— START OF Dataset entries —

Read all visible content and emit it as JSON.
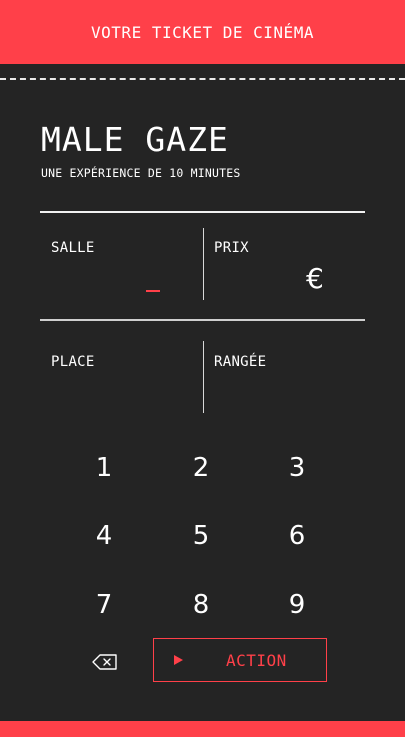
{
  "header": {
    "title": "VOTRE TICKET DE CINÉMA"
  },
  "movie": {
    "title": "MALE GAZE",
    "subtitle": "UNE EXPÉRIENCE DE 10 MINUTES"
  },
  "fields": {
    "salle_label": "SALLE",
    "prix_label": "PRIX",
    "currency": "€",
    "place_label": "PLACE",
    "rangee_label": "RANGÉE"
  },
  "keypad": {
    "keys": [
      "1",
      "2",
      "3",
      "4",
      "5",
      "6",
      "7",
      "8",
      "9"
    ]
  },
  "action": {
    "label": "ACTION"
  },
  "icons": {
    "backspace": "backspace-icon",
    "play": "play-icon"
  },
  "colors": {
    "accent": "#ff4049",
    "background": "#242424",
    "text": "#ffffff"
  }
}
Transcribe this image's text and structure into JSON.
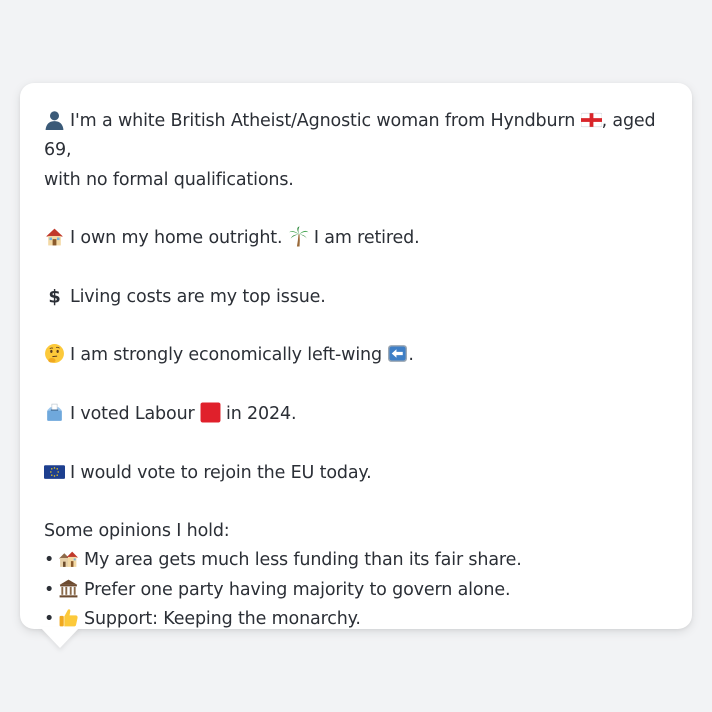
{
  "profile": {
    "intro_text": "I'm a white British Atheist/Agnostic woman from Hyndburn",
    "intro_suffix": ", aged 69,",
    "intro_line2": "with no formal qualifications.",
    "home_text": "I own my home outright.",
    "work_text": "I am retired.",
    "issue_text": "Living costs are my top issue.",
    "economic_text": "I am strongly economically left-wing",
    "economic_suffix": ".",
    "vote_text_before": "I voted Labour",
    "vote_text_after": "in 2024.",
    "eu_text": "I would vote to rejoin the EU today."
  },
  "opinions": {
    "heading": "Some opinions I hold:",
    "bullet": "•",
    "items": [
      {
        "icon": "houses-icon",
        "text": "My area gets much less funding than its fair share."
      },
      {
        "icon": "classical-building-icon",
        "text": "Prefer one party having majority to govern alone."
      },
      {
        "icon": "thumbs-up-icon",
        "text": "Support: Keeping the monarchy."
      }
    ]
  },
  "icons": {
    "person": "bust-silhouette-icon",
    "flag": "england-flag-icon",
    "home": "house-icon",
    "retired": "palm-tree-icon",
    "money": "dollar-sign-icon",
    "thinking": "thinking-face-icon",
    "left_arrow": "left-arrow-icon",
    "ballot": "ballot-box-icon",
    "labour": "red-square-icon",
    "eu": "eu-flag-icon"
  },
  "colors": {
    "background": "#f2f3f5",
    "card": "#ffffff",
    "text": "#2b2f36",
    "labour_red": "#e0202b",
    "eu_blue": "#1d3f8f",
    "arrow_blue": "#3f7fc6"
  }
}
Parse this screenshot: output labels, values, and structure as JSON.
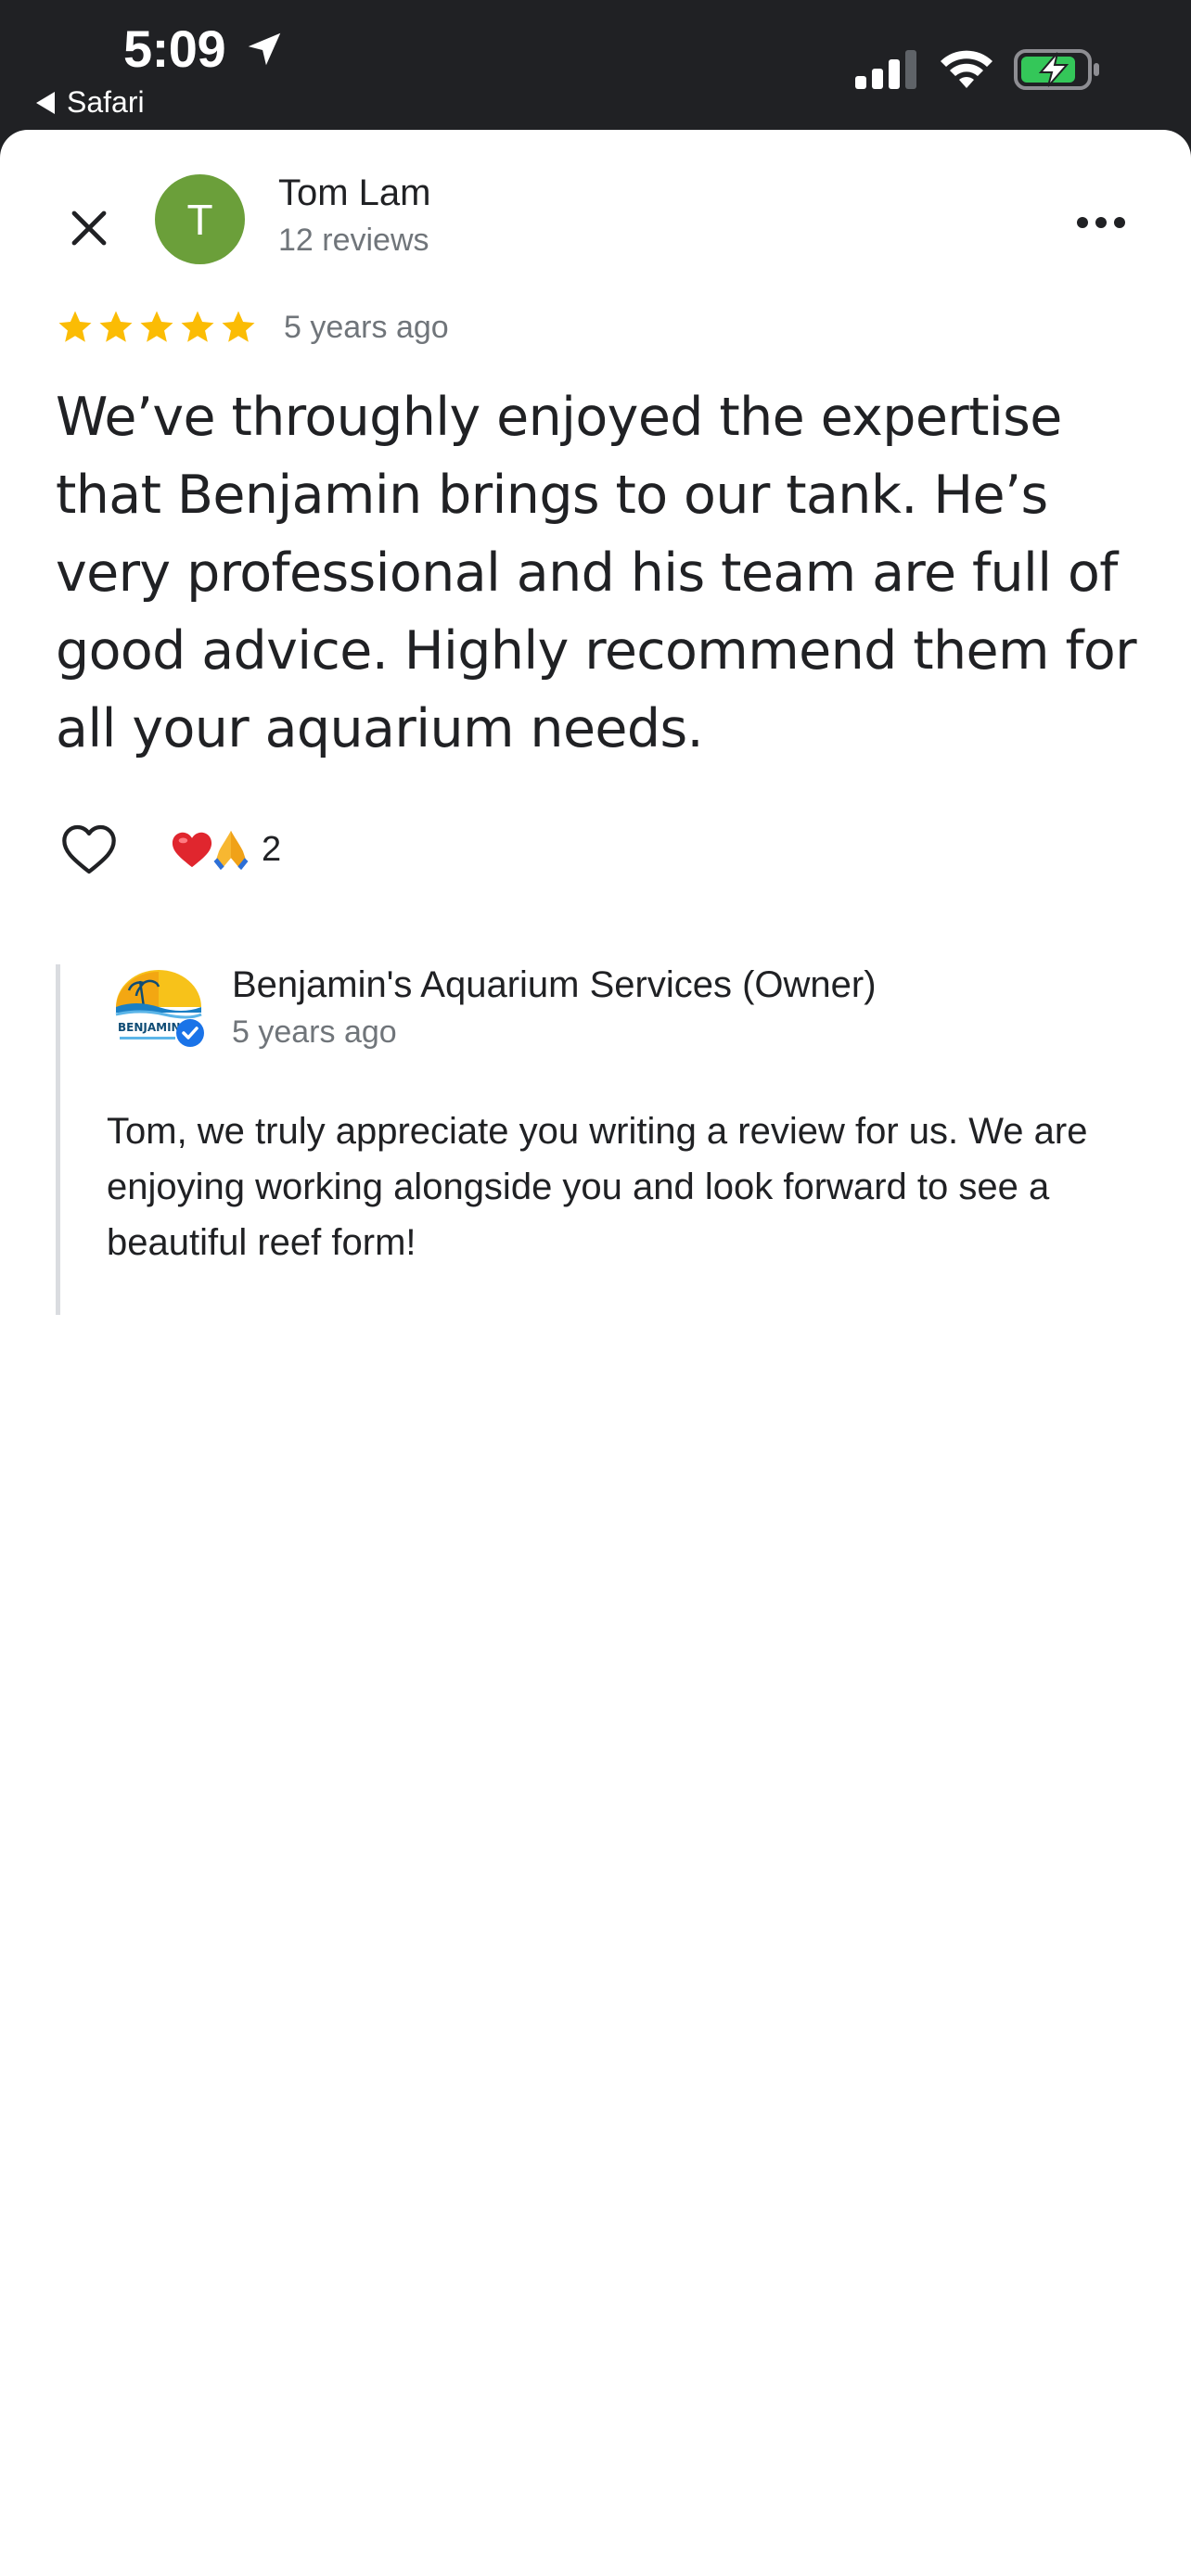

— END OF Dataset entries —

Work to complete =
Print the complete listing exactly as it stands, without its pictures.

Result of this exercise =
Read all visible content and emit it as JSON.
{
  "header": {
    "title": "VOTRE TICKET DE CINÉMA"
  },
  "movie": {
    "title": "MALE GAZE",
    "subtitle": "UNE EXPÉRIENCE DE 10 MINUTES"
  },
  "fields": {
    "salle_label": "SALLE",
    "prix_label": "PRIX",
    "currency": "€",
    "place_label": "PLACE",
    "rangee_label": "RANGÉE"
  },
  "keypad": {
    "keys": [
      "1",
      "2",
      "3",
      "4",
      "5",
      "6",
      "7",
      "8",
      "9"
    ]
  },
  "action": {
    "label": "ACTION"
  },
  "icons": {
    "backspace": "backspace-icon",
    "play": "play-icon"
  },
  "colors": {
    "accent": "#ff4049",
    "background": "#242424",
    "text": "#ffffff"
  }
}
Transcribe this image's text and structure into JSON.
{
  "profile": {
    "intro_text": "I'm a white British Atheist/Agnostic woman from Hyndburn",
    "intro_suffix": ", aged 69,",
    "intro_line2": "with no formal qualifications.",
    "home_text": "I own my home outright.",
    "work_text": "I am retired.",
    "issue_text": "Living costs are my top issue.",
    "economic_text": "I am strongly economically left-wing",
    "economic_suffix": ".",
    "vote_text_before": "I voted Labour",
    "vote_text_after": "in 2024.",
    "eu_text": "I would vote to rejoin the EU today."
  },
  "opinions": {
    "heading": "Some opinions I hold:",
    "bullet": "•",
    "items": [
      {
        "icon": "houses-icon",
        "text": "My area gets much less funding than its fair share."
      },
      {
        "icon": "classical-building-icon",
        "text": "Prefer one party having majority to govern alone."
      },
      {
        "icon": "thumbs-up-icon",
        "text": "Support: Keeping the monarchy."
      }
    ]
  },
  "icons": {
    "person": "bust-silhouette-icon",
    "flag": "england-flag-icon",
    "home": "house-icon",
    "retired": "palm-tree-icon",
    "money": "dollar-sign-icon",
    "thinking": "thinking-face-icon",
    "left_arrow": "left-arrow-icon",
    "ballot": "ballot-box-icon",
    "labour": "red-square-icon",
    "eu": "eu-flag-icon"
  },
  "colors": {
    "background": "#f2f3f5",
    "card": "#ffffff",
    "text": "#2b2f36",
    "labour_red": "#e0202b",
    "eu_blue": "#1d3f8f",
    "arrow_blue": "#3f7fc6"
  }
}
Parse this screenshot: output labels, values, and structure as JSON.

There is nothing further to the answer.